## Prompt
Repeat the records below exactly.

Structured figure records
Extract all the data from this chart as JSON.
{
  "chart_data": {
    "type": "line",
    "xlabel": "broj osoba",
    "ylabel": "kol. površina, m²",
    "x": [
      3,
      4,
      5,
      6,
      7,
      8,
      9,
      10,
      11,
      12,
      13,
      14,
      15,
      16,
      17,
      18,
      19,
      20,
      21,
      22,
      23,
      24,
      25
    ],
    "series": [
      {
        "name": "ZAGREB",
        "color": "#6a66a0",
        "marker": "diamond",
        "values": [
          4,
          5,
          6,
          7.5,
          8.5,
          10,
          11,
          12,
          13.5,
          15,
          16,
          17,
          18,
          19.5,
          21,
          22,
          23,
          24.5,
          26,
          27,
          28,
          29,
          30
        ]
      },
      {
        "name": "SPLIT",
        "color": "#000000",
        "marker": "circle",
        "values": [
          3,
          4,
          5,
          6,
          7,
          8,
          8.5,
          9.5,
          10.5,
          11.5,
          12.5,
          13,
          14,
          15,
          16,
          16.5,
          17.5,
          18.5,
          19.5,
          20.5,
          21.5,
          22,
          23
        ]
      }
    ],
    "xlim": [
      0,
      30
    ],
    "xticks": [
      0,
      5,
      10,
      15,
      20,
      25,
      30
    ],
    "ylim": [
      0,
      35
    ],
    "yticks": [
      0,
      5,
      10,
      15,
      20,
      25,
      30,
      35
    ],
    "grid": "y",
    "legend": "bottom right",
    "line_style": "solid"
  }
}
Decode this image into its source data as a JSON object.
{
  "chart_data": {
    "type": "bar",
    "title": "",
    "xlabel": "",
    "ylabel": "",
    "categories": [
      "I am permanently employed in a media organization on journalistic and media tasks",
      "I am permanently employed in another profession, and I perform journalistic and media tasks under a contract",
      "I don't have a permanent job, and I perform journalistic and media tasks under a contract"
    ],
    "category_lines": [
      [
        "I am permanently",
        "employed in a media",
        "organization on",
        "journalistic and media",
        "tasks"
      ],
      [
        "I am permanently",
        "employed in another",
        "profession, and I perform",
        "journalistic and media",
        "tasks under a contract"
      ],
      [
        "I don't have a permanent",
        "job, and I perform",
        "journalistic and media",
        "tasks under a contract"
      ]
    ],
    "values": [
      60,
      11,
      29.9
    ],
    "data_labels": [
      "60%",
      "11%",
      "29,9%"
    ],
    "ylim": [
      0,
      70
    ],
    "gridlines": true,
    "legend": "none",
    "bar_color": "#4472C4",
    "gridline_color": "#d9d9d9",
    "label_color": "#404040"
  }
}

## Output for this task
Extract all the data from this chart as JSON.
{
  "chart_data": {
    "type": "line",
    "xlabel": "broj osoba",
    "ylabel": "kol. površina, m²",
    "x": [
      3,
      4,
      5,
      6,
      7,
      8,
      9,
      10,
      11,
      12,
      13,
      14,
      15,
      16,
      17,
      18,
      19,
      20,
      21,
      22,
      23,
      24,
      25
    ],
    "series": [
      {
        "name": "ZAGREB",
        "color": "#6a66a0",
        "marker": "diamond",
        "values": [
          4,
          5,
          6,
          7.5,
          8.5,
          10,
          11,
          12,
          13.5,
          15,
          16,
          17,
          18,
          19.5,
          21,
          22,
          23,
          24.5,
          26,
          27,
          28,
          29,
          30
        ]
      },
      {
        "name": "SPLIT",
        "color": "#000000",
        "marker": "circle",
        "values": [
          3,
          4,
          5,
          6,
          7,
          8,
          8.5,
          9.5,
          10.5,
          11.5,
          12.5,
          13,
          14,
          15,
          16,
          16.5,
          17.5,
          18.5,
          19.5,
          20.5,
          21.5,
          22,
          23
        ]
      }
    ],
    "xlim": [
      0,
      30
    ],
    "xticks": [
      0,
      5,
      10,
      15,
      20,
      25,
      30
    ],
    "ylim": [
      0,
      35
    ],
    "yticks": [
      0,
      5,
      10,
      15,
      20,
      25,
      30,
      35
    ],
    "grid": "y",
    "legend": "bottom right",
    "line_style": "solid"
  }
}
Decode this image into its source data as a JSON object.
{
  "chart_data": {
    "type": "bar",
    "title": "",
    "xlabel": "",
    "ylabel": "",
    "categories": [
      "I am permanently employed in a media organization on journalistic and media tasks",
      "I am permanently employed in another profession, and I perform journalistic and media tasks under a contract",
      "I don't have a permanent job, and I perform journalistic and media tasks under a contract"
    ],
    "category_lines": [
      [
        "I am permanently",
        "employed in a media",
        "organization on",
        "journalistic and media",
        "tasks"
      ],
      [
        "I am permanently",
        "employed in another",
        "profession, and I perform",
        "journalistic and media",
        "tasks under a contract"
      ],
      [
        "I don't have a permanent",
        "job, and I perform",
        "journalistic and media",
        "tasks under a contract"
      ]
    ],
    "values": [
      60,
      11,
      29.9
    ],
    "data_labels": [
      "60%",
      "11%",
      "29,9%"
    ],
    "ylim": [
      0,
      70
    ],
    "gridlines": true,
    "legend": "none",
    "bar_color": "#4472C4",
    "gridline_color": "#d9d9d9",
    "label_color": "#404040"
  }
}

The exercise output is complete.